Figure record extracts:
——

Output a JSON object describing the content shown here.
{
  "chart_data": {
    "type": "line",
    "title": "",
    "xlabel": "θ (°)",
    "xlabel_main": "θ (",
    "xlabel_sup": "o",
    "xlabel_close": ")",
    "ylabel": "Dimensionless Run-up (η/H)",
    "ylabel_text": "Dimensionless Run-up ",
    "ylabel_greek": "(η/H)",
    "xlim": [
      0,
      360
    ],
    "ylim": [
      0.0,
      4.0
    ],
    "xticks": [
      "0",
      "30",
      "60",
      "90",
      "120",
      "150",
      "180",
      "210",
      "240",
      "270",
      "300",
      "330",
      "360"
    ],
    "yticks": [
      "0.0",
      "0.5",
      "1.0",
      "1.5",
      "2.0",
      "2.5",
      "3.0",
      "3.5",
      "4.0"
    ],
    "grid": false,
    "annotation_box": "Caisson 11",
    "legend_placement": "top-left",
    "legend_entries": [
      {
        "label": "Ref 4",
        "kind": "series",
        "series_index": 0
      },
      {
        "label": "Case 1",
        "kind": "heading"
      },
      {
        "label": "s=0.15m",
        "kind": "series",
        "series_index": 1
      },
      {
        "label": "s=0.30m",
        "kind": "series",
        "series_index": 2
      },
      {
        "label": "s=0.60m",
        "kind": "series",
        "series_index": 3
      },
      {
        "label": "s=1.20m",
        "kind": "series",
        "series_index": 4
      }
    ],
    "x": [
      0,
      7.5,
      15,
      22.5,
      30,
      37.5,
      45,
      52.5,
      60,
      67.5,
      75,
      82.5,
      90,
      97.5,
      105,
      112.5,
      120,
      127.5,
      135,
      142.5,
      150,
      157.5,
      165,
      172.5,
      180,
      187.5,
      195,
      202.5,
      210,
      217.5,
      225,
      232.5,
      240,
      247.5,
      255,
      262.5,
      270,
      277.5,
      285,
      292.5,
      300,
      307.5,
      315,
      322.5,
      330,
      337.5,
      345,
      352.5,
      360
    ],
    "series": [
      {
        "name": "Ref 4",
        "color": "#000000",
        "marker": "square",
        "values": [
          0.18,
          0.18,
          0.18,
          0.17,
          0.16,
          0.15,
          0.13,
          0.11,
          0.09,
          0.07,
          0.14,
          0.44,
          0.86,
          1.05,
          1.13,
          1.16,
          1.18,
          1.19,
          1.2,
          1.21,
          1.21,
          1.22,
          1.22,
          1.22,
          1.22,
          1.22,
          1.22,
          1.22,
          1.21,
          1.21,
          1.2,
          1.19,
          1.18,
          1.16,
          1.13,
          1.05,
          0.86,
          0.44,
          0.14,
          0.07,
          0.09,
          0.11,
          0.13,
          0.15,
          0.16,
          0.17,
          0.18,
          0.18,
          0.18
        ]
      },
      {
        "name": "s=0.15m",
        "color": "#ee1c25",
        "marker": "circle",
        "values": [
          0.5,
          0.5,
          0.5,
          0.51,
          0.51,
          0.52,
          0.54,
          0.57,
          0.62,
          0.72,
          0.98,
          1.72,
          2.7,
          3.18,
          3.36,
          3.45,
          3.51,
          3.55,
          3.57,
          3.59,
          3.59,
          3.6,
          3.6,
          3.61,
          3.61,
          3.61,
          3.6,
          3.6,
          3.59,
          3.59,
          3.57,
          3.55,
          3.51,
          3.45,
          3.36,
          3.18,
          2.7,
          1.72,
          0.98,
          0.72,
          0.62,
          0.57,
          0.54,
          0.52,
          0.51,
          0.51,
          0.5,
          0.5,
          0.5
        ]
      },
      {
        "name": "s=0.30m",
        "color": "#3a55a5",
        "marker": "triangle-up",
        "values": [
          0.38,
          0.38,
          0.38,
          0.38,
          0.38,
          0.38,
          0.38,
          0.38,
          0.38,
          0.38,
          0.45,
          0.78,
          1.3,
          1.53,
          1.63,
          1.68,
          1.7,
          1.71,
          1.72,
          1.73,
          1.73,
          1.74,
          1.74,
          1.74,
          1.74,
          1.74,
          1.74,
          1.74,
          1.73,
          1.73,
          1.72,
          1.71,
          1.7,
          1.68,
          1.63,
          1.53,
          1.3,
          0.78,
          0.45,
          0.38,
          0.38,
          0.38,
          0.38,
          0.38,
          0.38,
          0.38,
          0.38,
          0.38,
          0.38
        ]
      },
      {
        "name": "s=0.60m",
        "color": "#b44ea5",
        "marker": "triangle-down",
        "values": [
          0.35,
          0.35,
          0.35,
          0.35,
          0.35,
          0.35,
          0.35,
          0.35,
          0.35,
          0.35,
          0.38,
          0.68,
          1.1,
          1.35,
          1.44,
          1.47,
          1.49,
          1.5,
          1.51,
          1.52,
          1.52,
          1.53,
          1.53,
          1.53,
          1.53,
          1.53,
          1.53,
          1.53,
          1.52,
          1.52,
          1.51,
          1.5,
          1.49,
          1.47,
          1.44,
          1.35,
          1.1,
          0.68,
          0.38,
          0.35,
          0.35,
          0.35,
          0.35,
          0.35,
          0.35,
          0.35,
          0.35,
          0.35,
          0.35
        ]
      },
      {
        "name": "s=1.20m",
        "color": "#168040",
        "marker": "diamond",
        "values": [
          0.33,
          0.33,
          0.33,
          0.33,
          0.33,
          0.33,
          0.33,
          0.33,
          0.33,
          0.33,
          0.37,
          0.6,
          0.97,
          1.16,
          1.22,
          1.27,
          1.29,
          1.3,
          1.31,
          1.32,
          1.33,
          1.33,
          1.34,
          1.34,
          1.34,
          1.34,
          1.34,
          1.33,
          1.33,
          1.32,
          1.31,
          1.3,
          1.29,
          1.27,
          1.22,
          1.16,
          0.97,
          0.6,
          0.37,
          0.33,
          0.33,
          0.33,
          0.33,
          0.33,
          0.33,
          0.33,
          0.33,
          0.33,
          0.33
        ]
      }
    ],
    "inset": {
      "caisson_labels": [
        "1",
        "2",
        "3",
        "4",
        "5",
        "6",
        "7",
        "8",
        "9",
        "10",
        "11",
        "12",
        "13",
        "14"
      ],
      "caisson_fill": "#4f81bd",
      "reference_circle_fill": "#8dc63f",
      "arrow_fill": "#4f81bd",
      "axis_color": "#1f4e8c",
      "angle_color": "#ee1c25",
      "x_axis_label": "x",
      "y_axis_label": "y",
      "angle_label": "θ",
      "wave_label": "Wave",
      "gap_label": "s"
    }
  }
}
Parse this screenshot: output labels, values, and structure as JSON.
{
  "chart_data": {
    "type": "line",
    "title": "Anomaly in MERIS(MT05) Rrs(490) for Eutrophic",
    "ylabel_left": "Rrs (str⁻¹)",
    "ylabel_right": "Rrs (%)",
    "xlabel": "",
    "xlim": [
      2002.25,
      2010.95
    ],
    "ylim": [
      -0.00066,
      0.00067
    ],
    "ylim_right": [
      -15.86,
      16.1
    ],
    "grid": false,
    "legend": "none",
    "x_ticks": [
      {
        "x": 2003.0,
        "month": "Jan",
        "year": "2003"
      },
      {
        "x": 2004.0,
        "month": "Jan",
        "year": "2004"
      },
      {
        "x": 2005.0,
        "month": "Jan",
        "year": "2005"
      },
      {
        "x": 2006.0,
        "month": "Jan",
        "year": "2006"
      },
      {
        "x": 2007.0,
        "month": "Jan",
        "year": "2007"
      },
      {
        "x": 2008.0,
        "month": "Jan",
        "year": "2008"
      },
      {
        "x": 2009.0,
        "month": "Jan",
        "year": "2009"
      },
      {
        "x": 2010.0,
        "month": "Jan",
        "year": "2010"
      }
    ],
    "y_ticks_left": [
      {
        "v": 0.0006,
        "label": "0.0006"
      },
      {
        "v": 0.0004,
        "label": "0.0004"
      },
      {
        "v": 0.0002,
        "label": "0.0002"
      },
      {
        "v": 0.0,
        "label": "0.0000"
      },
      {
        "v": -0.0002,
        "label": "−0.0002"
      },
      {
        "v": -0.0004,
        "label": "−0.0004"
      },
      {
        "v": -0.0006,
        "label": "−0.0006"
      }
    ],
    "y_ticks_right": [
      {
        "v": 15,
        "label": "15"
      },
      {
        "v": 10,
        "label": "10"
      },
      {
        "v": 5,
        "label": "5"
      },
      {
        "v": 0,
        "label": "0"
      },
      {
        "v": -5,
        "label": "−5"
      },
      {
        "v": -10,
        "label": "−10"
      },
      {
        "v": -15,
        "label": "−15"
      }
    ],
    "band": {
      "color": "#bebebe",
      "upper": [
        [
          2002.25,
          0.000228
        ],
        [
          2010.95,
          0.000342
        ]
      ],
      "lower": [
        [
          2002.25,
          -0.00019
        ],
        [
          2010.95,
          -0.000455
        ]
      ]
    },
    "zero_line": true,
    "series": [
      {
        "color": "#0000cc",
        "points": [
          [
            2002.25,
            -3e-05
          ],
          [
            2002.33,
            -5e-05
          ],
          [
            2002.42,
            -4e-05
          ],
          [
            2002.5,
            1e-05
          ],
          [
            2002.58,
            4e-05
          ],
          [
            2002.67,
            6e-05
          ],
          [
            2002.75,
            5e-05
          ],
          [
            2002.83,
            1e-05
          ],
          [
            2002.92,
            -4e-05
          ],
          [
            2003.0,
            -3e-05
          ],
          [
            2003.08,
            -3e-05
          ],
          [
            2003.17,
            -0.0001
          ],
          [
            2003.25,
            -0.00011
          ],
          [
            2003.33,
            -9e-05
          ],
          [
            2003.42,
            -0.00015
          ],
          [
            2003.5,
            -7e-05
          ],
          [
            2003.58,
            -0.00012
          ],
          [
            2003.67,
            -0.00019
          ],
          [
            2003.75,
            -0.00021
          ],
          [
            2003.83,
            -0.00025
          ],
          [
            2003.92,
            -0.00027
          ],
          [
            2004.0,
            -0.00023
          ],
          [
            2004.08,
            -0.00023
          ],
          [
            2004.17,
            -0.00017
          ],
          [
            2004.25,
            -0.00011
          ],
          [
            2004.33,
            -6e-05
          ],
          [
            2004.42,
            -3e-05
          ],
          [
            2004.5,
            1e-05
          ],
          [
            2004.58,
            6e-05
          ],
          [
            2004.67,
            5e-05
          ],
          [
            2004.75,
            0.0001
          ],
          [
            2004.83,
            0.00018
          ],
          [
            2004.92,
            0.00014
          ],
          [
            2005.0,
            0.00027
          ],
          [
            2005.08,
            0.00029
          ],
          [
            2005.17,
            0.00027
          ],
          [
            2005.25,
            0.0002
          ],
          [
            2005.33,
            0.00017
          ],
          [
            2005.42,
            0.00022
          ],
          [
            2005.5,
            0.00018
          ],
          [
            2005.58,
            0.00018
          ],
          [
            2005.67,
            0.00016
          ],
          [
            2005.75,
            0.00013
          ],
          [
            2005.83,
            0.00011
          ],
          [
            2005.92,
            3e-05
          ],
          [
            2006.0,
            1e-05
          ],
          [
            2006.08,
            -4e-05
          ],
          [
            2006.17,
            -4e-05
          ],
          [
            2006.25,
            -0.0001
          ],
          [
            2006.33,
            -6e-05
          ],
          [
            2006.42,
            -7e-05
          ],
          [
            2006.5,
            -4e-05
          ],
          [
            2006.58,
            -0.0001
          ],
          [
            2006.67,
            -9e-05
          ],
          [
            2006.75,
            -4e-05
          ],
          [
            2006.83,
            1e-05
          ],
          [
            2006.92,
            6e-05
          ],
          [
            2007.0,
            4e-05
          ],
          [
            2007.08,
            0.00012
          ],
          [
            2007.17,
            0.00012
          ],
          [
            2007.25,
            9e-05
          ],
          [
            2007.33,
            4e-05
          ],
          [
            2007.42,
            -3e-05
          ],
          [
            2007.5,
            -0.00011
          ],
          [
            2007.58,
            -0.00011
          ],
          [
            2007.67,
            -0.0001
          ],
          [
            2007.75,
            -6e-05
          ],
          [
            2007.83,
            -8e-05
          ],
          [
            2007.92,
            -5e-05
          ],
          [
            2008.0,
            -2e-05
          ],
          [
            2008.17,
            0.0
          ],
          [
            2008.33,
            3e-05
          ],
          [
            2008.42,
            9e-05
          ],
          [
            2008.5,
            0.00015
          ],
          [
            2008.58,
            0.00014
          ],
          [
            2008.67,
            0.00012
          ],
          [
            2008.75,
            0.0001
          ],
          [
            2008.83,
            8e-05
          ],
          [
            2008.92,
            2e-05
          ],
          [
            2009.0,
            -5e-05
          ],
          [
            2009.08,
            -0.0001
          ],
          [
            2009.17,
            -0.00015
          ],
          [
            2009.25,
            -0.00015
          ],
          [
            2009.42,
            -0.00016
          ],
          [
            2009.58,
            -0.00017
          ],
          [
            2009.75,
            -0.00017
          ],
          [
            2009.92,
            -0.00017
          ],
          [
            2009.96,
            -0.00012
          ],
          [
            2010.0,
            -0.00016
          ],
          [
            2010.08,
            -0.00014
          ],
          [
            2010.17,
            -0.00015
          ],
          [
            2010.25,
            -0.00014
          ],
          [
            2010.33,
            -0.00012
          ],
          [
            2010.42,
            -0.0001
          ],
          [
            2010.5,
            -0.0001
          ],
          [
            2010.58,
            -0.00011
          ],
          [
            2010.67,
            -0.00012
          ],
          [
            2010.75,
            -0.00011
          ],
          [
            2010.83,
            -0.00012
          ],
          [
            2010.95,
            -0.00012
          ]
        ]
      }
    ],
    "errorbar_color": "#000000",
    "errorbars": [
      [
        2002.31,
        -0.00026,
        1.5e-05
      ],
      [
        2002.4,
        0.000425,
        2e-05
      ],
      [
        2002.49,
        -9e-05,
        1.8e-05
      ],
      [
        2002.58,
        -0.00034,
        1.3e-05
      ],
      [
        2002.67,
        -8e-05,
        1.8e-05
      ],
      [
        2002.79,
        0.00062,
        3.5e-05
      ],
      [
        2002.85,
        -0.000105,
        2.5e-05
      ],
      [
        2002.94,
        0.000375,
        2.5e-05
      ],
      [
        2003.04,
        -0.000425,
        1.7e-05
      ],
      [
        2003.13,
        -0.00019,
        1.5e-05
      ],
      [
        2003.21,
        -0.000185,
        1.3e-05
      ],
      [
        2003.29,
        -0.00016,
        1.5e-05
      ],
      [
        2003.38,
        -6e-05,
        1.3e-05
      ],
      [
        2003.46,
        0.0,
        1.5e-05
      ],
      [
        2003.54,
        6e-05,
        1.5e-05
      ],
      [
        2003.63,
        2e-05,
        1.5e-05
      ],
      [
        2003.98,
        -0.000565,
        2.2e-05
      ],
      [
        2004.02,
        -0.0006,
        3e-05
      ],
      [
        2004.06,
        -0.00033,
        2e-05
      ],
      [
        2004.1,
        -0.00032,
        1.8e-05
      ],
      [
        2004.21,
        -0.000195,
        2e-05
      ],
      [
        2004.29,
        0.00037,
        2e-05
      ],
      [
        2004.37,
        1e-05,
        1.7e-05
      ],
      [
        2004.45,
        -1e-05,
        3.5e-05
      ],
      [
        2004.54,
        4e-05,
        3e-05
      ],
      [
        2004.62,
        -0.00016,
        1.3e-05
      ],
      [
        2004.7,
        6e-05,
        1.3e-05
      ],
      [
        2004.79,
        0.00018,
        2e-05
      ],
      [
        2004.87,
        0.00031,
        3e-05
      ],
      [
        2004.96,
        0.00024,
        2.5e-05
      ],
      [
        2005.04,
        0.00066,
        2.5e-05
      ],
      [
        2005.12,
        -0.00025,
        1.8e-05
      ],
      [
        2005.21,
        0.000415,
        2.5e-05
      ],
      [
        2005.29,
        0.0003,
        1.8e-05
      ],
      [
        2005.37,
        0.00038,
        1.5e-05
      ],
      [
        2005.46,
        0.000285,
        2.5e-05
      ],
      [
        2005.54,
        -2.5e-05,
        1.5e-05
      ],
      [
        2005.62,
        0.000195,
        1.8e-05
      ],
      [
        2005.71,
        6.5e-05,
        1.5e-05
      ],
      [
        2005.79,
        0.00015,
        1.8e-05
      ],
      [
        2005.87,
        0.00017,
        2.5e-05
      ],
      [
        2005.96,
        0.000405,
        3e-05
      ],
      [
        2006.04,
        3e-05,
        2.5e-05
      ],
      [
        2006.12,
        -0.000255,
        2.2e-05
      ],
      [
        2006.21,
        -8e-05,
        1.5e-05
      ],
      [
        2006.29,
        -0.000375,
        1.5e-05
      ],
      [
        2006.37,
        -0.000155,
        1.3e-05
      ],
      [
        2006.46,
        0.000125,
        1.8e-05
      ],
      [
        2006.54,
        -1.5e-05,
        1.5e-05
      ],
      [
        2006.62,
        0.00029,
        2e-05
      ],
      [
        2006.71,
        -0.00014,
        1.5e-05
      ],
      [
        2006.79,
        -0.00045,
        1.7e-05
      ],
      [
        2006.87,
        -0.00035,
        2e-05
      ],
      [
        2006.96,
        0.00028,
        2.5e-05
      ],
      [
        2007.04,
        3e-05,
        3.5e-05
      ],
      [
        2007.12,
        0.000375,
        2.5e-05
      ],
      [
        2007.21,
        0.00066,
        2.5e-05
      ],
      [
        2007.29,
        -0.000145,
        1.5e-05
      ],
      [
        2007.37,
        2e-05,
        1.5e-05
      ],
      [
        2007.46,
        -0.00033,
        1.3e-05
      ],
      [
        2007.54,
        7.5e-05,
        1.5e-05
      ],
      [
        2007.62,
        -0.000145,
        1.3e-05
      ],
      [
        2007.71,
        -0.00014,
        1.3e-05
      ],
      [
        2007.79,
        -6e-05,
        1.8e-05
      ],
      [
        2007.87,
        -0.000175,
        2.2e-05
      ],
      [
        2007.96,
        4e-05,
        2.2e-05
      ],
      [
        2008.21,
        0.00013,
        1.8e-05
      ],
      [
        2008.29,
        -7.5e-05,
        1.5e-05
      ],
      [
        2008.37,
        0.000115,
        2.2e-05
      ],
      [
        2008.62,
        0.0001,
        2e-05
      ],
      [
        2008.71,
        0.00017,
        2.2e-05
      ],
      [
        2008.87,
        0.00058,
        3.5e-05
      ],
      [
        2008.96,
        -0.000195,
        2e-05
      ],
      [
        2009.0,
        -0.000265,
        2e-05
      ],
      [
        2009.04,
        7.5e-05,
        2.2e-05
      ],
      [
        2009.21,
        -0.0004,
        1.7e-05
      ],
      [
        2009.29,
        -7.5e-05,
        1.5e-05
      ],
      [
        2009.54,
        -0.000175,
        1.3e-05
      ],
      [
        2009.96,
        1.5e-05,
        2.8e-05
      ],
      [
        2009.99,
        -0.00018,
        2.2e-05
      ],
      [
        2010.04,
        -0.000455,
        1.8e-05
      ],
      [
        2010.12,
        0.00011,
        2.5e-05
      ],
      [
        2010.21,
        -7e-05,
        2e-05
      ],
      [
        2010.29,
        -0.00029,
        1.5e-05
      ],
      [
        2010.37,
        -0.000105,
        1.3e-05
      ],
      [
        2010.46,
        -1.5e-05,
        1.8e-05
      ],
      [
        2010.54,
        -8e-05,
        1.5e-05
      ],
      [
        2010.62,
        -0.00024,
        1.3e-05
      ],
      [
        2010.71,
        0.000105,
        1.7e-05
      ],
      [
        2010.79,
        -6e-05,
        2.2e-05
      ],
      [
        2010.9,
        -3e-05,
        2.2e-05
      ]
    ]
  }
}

——

(Exercise) From the records above, how many lines include the word "title"? Only the number is wanted.

(Response for this exercise) 2